* _Exercise instructions_: Search the material below for the string "функции" and extract each line that has it.

* _Records supplied_:

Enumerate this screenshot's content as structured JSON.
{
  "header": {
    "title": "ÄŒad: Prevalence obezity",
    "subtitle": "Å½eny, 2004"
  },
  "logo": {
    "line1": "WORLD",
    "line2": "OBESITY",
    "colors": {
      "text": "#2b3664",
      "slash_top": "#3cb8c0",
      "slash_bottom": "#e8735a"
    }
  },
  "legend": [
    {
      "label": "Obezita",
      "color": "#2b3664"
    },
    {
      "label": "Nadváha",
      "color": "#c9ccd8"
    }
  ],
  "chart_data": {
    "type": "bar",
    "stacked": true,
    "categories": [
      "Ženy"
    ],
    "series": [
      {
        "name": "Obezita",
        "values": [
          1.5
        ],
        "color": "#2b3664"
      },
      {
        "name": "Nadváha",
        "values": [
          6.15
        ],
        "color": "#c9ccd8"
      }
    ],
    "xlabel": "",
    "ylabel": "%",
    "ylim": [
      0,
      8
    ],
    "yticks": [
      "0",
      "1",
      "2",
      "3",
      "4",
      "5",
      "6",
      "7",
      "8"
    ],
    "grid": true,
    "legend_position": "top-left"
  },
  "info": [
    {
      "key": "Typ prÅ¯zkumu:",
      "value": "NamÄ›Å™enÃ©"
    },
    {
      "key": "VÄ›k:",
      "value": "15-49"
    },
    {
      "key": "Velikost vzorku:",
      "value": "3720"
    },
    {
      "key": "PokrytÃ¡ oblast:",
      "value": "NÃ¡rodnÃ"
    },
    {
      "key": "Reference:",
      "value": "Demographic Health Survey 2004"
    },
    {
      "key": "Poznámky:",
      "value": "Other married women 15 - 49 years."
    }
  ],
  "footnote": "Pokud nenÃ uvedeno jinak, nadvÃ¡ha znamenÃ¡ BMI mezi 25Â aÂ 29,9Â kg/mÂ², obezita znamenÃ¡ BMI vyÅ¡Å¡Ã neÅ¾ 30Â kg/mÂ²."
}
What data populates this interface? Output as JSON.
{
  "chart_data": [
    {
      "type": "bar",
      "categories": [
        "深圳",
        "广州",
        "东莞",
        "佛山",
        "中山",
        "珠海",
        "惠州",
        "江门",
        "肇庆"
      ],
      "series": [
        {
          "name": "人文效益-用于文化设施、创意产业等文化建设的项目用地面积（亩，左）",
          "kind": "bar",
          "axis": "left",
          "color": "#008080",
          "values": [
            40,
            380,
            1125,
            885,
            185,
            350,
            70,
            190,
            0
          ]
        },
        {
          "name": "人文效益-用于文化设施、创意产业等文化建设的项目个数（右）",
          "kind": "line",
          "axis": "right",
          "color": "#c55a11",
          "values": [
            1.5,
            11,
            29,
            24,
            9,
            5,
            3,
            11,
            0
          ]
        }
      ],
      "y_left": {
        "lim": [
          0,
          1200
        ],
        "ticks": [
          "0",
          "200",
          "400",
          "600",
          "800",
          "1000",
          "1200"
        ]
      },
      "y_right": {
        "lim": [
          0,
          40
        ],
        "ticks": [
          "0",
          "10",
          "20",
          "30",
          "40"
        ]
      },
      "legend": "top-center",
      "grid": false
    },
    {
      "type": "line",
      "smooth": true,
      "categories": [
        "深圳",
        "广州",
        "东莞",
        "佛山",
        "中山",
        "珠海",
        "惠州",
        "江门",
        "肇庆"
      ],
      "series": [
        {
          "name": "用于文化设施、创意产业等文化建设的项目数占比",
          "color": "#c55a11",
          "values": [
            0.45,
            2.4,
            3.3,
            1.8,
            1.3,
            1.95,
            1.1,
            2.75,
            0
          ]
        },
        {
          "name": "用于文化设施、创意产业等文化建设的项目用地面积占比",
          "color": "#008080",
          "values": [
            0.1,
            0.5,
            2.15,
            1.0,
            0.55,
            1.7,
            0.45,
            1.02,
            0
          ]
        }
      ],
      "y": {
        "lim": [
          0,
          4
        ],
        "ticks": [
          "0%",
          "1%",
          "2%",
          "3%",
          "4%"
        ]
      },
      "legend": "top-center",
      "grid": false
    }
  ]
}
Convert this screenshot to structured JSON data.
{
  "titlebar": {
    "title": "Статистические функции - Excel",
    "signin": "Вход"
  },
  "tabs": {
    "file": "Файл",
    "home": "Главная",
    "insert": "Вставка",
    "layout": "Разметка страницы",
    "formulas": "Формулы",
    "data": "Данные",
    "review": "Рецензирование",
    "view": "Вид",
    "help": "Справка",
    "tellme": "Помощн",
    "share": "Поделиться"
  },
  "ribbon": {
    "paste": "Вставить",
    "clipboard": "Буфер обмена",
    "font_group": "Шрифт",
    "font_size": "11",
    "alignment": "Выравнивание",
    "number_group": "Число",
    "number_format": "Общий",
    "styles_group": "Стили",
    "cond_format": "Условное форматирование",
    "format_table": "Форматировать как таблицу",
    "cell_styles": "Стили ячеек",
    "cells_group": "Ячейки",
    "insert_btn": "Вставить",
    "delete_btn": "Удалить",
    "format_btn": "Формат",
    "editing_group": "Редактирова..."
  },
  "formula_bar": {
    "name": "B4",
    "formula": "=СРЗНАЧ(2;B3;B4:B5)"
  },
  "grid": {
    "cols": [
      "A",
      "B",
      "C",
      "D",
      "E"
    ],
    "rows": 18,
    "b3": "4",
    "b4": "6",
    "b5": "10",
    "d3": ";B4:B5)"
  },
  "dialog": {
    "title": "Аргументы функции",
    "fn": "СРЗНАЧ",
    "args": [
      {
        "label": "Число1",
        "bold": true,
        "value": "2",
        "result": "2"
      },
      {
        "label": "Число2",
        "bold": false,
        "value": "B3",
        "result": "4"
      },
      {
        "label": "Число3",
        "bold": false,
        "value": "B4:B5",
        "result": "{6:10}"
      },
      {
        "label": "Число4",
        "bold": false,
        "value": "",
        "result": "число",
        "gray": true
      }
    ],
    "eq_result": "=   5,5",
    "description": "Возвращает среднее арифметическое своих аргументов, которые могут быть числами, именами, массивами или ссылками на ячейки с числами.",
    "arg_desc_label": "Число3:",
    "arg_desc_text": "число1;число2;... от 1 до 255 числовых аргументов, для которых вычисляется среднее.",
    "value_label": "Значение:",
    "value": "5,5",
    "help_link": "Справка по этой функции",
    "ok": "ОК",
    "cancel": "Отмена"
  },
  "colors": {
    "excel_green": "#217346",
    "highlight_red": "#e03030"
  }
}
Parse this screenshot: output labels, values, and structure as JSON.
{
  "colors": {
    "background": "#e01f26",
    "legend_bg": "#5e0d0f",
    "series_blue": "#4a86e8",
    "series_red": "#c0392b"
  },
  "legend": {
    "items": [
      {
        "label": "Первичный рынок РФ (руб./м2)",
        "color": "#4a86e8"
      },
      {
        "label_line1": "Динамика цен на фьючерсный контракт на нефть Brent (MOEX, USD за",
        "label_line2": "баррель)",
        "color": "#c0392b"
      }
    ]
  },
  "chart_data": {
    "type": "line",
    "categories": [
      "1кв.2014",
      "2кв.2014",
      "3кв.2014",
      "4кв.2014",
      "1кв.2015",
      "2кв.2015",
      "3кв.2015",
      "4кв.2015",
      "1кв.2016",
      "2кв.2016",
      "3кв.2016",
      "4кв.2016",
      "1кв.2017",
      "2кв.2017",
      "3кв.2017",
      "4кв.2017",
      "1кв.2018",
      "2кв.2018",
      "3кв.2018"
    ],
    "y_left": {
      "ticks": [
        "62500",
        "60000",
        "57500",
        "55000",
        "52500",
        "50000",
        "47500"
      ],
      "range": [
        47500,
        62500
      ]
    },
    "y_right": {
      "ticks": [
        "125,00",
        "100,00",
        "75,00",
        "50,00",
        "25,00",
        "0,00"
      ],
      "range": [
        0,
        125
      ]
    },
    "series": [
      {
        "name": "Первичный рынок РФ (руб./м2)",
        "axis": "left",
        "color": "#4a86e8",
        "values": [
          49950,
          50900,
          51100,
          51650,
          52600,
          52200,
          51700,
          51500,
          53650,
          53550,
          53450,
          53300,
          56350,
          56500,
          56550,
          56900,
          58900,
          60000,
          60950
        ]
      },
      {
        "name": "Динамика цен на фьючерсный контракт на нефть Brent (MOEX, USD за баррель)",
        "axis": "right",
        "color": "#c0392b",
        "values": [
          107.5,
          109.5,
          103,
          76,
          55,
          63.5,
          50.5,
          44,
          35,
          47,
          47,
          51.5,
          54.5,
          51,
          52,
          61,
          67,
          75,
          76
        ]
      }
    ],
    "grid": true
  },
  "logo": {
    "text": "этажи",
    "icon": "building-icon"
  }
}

* _Solution to the problem_:
    "title": "Статистические функции - Excel",
    "title": "Аргументы функции",
    "help_link": "Справка по этой функции",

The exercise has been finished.